Aim A
Reproduce the stretch of the database trigger question from "WHERE movies.id = NEW.movie_id" through "totally new to me.", word for word.
Aim B
Carry on with the database trigger question, picking up right after its last sentence.

Text segment
◇ ◇ ◇ ◇ ◇ ◇ ◇
Maverick283
Maverick283

Reputation: 1403

How to do something on insert when condition

I have two tables, one with a list of movies, and one with a list of dates when each movie is played. The movies list has the columns name, id, start_date and end_date, while id is a unique identifier.

The shows list (the one with the dates) has id,movie_id,date.

Every time I INSERT a new show, I'd like the movies list to be updated: If the show.date is before the movie.start_date, I'd like the start_date to be updated to the value of the show.date. Same goes for the end date - obviously if the show.date is after the movie.end_date.

The following rule is what I am stuck with: (NOTE: It would only set the start date if it worked, getting the end date done should be easy once this works...)

CREATE RULE "movies_start_date_setter" AS ON INSERT TO "shows"
WHERE movies.id = NEW.movie_id AND movies.start_date < NEW.date
DO (UPDATE movies SET start_date = NEW.date);

It returns: ERROR: missing FROM-clause entry for table "movies" This error doesn't give me (as a beginner) any information where I'm missing a FROM clause and why.

Now since everybody seems to think a rule is a bad idea (and I tend to bow the pressure) I tried a trigger, which is absolutely totally new to me.

Using a trigger (highly recommended) it would look something like this:

CREATE OR REPLACE FUNCTION adjust_start_date()
RETURNS trigger AS
$BODY$
BEGIN
    UPDATE movies SET start_date = NEW.date
    WHERE id = NEW.movie_id AND start_date > NEW.date;    
    RETURN NEW;
END;
$BODY$
LANGUAGE 'plpgsql';

Followed by:

CREATE TRIGGER adjust_start_date_trigger
   AFTER INSERT
   ON shows
   FOR EACH ROW
   EXECUTE PROCEDURE adjust_start_date(); 

This trigger may or may not work, it solves my issue but doesn't answer my original question... Anybody else out there smarter than me (I sure hope so!)?
◇ ◇ ◇ ◇ ◇ ◇ ◇
Information shown

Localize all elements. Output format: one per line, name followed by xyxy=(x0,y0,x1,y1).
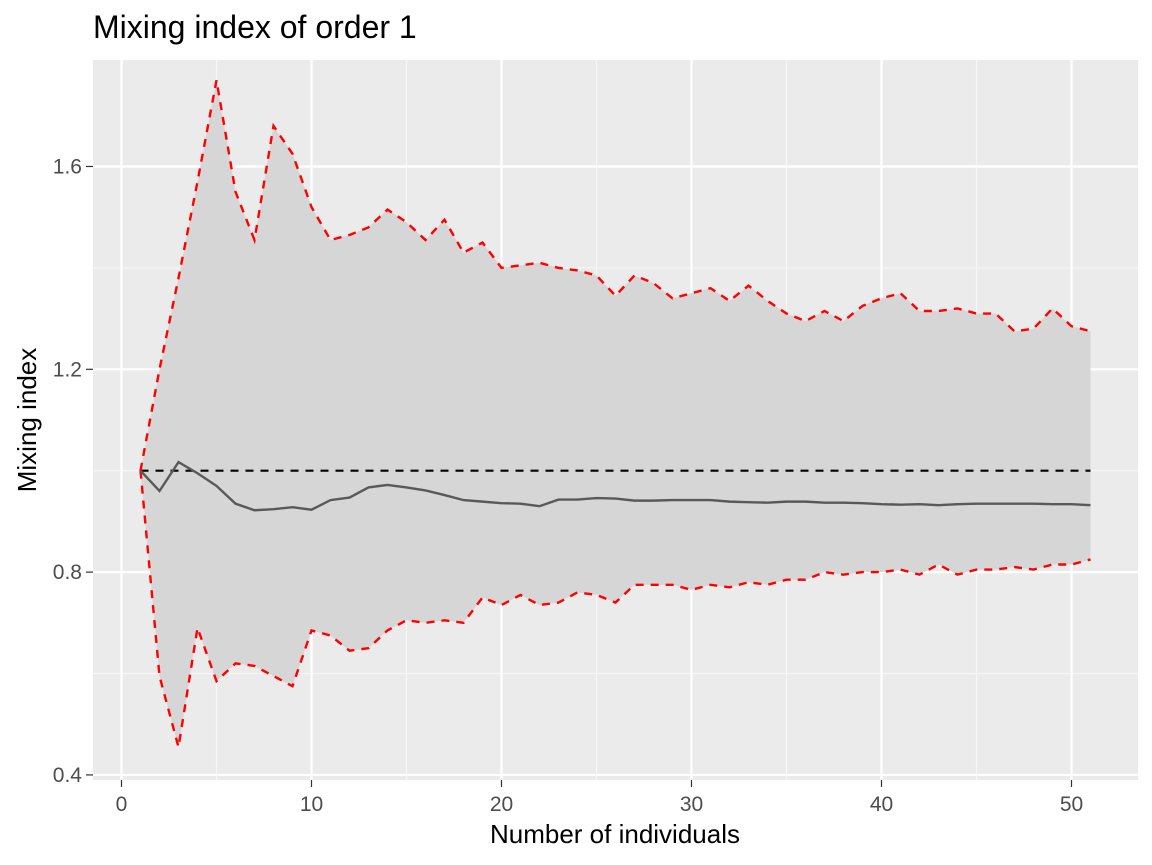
◇ ◇ ◇ ◇ ◇ ◇ ◇
Task output A
WHERE movies.id = NEW.movie_id AND movies.start_date < NEW.date
DO (UPDATE movies SET start_date = NEW.date);

It returns: ERROR: missing FROM-clause entry for table "movies" This error doesn't give me (as a beginner) any information where I'm missing a FROM clause and why.

Now since everybody seems to think a rule is a bad idea (and I tend to bow the pressure) I tried a trigger, which is absolutely totally new to me.

Task output B
Upvotes: 2

Views: 139

Answers (2)

Laurenz Albe
Laurenz Albe

Reputation: 247235

The reson for the error message is that you reference table movies in the WHERE clause.

You could try with a query rewrite rule like this:

CREATE RULE movies_start_date_setter AS
   ON INSERT TO shows DO ALSO
   UPDATE movies
      SET start_date = LEAST(NEW.date, start_date),
          end_date = GREATEST(NEW.date, end_date)
      WHERE id = NEW.movie_id
        AND NEW.date NOT BETWEEN start_date AND end_date;

but that won't work with multi-line INSERTs like this:

INSERT INTO shows (id, movie_id, date) VALUES
    (1, 42, <very small date>),
    (2, 42, <very large date>);

because only one of the dates in the movies row with id = 42 will get changed.

Rules are tricky and hard to understand.

You are better off with a trigger.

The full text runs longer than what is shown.